Could you write out every entry exactly as it stands?

## Begin Data excerpts

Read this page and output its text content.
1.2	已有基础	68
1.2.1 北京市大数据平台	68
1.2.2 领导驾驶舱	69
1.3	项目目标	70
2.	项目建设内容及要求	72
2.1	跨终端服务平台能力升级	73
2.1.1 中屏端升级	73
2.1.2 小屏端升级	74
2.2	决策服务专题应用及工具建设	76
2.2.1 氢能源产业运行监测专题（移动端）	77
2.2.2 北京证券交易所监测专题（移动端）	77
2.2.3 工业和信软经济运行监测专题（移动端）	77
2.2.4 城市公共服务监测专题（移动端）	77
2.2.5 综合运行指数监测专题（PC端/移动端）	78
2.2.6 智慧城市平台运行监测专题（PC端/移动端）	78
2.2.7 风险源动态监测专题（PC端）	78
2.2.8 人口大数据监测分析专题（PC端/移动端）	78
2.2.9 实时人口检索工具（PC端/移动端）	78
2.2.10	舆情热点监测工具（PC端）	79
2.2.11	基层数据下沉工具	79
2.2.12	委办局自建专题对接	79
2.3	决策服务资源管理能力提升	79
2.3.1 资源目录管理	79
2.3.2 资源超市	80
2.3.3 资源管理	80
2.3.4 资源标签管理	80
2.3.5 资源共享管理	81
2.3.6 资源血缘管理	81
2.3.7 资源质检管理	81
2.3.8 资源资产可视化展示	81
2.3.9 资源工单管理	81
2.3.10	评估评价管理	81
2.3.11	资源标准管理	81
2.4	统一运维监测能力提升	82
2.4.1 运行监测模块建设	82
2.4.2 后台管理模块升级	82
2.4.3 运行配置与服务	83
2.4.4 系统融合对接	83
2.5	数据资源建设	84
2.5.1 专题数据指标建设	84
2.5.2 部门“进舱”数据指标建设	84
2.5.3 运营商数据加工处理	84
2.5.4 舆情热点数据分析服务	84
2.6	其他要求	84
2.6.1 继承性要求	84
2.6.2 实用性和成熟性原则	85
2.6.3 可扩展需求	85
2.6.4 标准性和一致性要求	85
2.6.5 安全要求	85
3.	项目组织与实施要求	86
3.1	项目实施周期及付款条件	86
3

## End Data excerpts

* Worked answer *
Read this page and output its text content.
1.2	已有基础	68
1.2.1 北京市大数据平台	68
1.2.2 领导驾驶舱	69
1.3	项目目标	70
2.	项目建设内容及要求	72
2.1	跨终端服务平台能力升级	73
2.1.1 中屏端升级	73
2.1.2 小屏端升级	74
2.2	决策服务专题应用及工具建设	76
2.2.1 氢能源产业运行监测专题（移动端）	77
2.2.2 北京证券交易所监测专题（移动端）	77
2.2.3 工业和信软经济运行监测专题（移动端）	77
2.2.4 城市公共服务监测专题（移动端）	77
2.2.5 综合运行指数监测专题（PC端/移动端）	78
2.2.6 智慧城市平台运行监测专题（PC端/移动端）	78
2.2.7 风险源动态监测专题（PC端）	78
2.2.8 人口大数据监测分析专题（PC端/移动端）	78
2.2.9 实时人口检索工具（PC端/移动端）	78
2.2.10	舆情热点监测工具（PC端）	79
2.2.11	基层数据下沉工具	79
2.2.12	委办局自建专题对接	79
2.3	决策服务资源管理能力提升	79
2.3.1 资源目录管理	79
2.3.2 资源超市	80
2.3.3 资源管理	80
2.3.4 资源标签管理	80
2.3.5 资源共享管理	81
2.3.6 资源血缘管理	81
2.3.7 资源质检管理	81
2.3.8 资源资产可视化展示	81
2.3.9 资源工单管理	81
2.3.10	评估评价管理	81
2.3.11	资源标准管理	81
2.4	统一运维监测能力提升	82
2.4.1 运行监测模块建设	82
2.4.2 后台管理模块升级	82
2.4.3 运行配置与服务	83
2.4.4 系统融合对接	83
2.5	数据资源建设	84
2.5.1 专题数据指标建设	84
2.5.2 部门“进舱”数据指标建设	84
2.5.3 运营商数据加工处理	84
2.5.4 舆情热点数据分析服务	84
2.6	其他要求	84
2.6.1 继承性要求	84
2.6.2 实用性和成熟性原则	85
2.6.3 可扩展需求	85
2.6.4 标准性和一致性要求	85
2.6.5 安全要求	85
3.	项目组织与实施要求	86
3.1	项目实施周期及付款条件	86
3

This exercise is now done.